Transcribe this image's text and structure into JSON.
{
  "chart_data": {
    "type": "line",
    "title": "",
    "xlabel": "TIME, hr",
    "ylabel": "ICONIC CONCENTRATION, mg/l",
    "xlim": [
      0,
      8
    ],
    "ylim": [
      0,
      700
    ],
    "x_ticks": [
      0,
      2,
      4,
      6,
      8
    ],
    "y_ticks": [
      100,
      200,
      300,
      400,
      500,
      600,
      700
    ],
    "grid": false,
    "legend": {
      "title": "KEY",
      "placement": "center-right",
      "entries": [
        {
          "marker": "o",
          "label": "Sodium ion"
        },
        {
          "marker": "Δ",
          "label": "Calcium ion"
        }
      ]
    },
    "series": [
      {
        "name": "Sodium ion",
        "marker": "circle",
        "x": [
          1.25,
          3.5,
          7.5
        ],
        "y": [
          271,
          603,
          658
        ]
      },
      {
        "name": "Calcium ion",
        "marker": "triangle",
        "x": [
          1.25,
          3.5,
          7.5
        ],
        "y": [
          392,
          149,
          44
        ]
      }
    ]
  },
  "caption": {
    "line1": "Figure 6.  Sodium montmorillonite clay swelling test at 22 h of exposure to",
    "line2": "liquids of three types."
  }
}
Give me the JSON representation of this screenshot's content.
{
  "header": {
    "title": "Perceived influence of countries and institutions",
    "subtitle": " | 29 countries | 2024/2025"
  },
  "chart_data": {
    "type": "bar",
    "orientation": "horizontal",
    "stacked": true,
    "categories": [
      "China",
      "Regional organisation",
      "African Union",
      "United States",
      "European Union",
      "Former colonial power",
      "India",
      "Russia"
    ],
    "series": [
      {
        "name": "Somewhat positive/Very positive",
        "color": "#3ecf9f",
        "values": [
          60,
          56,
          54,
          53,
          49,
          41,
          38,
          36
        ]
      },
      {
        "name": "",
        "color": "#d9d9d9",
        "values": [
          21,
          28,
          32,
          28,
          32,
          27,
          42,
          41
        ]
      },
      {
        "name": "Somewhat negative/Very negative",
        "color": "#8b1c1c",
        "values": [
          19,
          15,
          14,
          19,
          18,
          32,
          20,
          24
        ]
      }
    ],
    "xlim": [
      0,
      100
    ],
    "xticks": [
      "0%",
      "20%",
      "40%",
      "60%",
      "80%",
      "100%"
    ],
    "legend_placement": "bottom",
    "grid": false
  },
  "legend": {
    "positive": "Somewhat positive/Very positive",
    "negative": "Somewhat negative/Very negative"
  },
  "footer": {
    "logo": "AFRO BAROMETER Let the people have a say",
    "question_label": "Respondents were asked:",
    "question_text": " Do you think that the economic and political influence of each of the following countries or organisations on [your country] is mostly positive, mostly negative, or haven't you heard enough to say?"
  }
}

■ ■ ■ ■ ■ ■ ■

WORK TO BE COMPLETED: From the data, collect all lines where the string "Somewhat" appears.

EXPECTED ANSWER:
        "name": "Somewhat positive/Very positive",
        "name": "Somewhat negative/Very negative",
    "positive": "Somewhat positive/Very positive",
    "negative": "Somewhat negative/Very negative"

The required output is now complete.